▶ _SHORT PROBLEM_
Show only lines that include "三创一办".

▶ _DATA IN THIS EXERCISE_
--- start ---

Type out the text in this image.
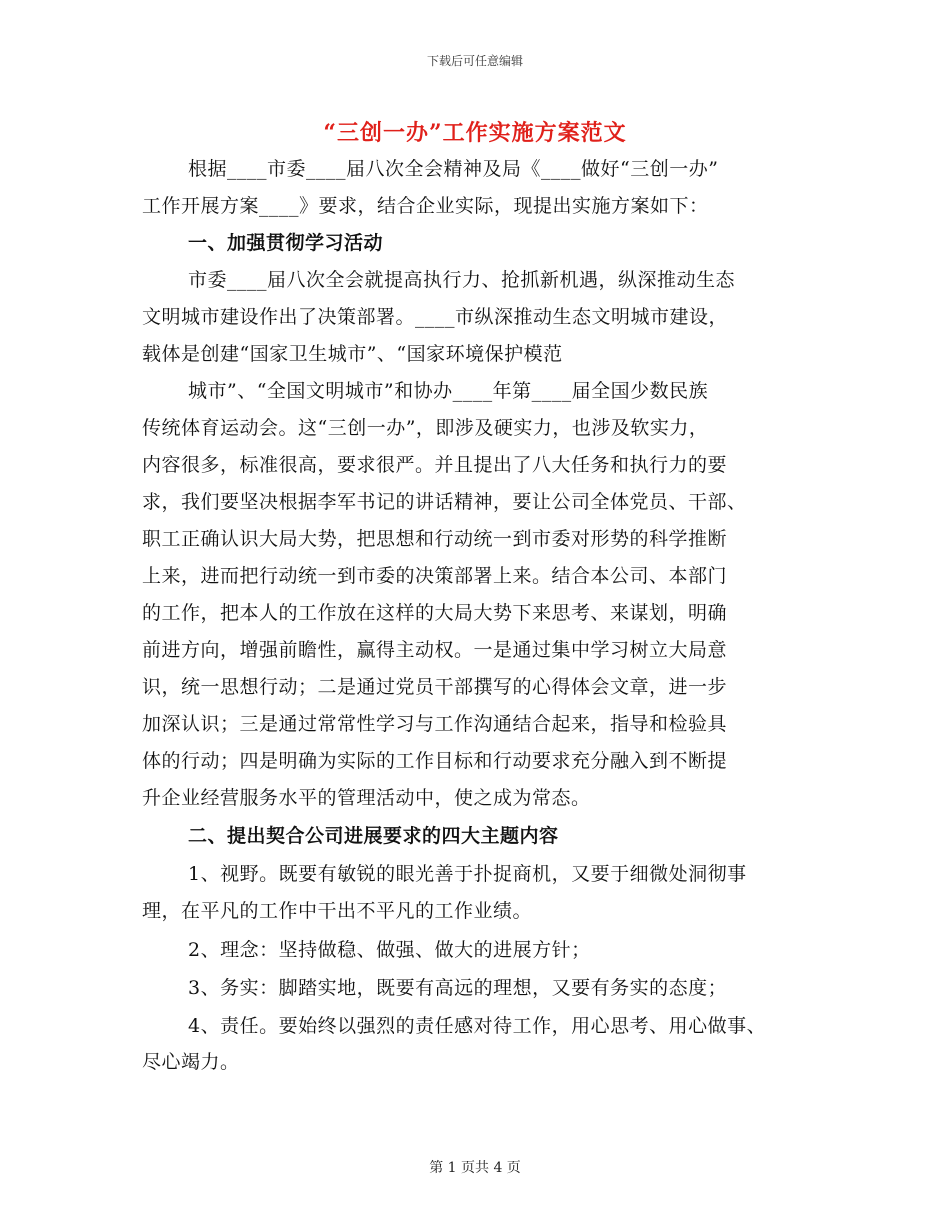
下载后可任意编辑
“三创一办”工作实施方案范文
根据____市委____届八次全会精神及局《____做好“三创一办”
工作开展方案____》要求，结合企业实际，现提出实施方案如下：
一、加强贯彻学习活动
市委____届八次全会就提高执行力、抢抓新机遇，纵深推动生态
文明城市建设作出了决策部署。____市纵深推动生态文明城市建设，
载体是创建“国家卫生城市”、“国家环境保护模范
城市”、“全国文明城市”和协办____年第____届全国少数民族
传统体育运动会。这“三创一办”，即涉及硬实力，也涉及软实力，
内容很多，标准很高，要求很严。并且提出了八大任务和执行力的要
求，我们要坚决根据李军书记的讲话精神，要让公司全体党员、干部、
职工正确认识大局大势，把思想和行动统一到市委对形势的科学推断
上来，进而把行动统一到市委的决策部署上来。结合本公司、本部门
的工作，把本人的工作放在这样的大局大势下来思考、来谋划，明确
前进方向，增强前瞻性，赢得主动权。一是通过集中学习树立大局意
识，统一思想行动；二是通过党员干部撰写的心得体会文章，进一步
加深认识；三是通过常常性学习与工作沟通结合起来，指导和检验具
体的行动；四是明确为实际的工作目标和行动要求充分融入到不断提
升企业经营服务水平的管理活动中，使之成为常态。
二、提出契合公司进展要求的四大主题内容
1、视野。既要有敏锐的眼光善于扑捉商机，又要于细微处洞彻事
理，在平凡的工作中干出不平凡的工作业绩。
2、理念：坚持做稳、做强、做大的进展方针；
3、务实：脚踏实地，既要有高远的理想，又要有务实的态度；
4、责任。要始终以强烈的责任感对待工作，用心思考、用心做事、
尽心竭力。
第 1 页共 4 页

--- end ---

▶ _TASK OUTPUT_
“三创一办”工作实施方案范文
根据____市委____届八次全会精神及局《____做好“三创一办”
传统体育运动会。这“三创一办”，即涉及硬实力，也涉及软实力，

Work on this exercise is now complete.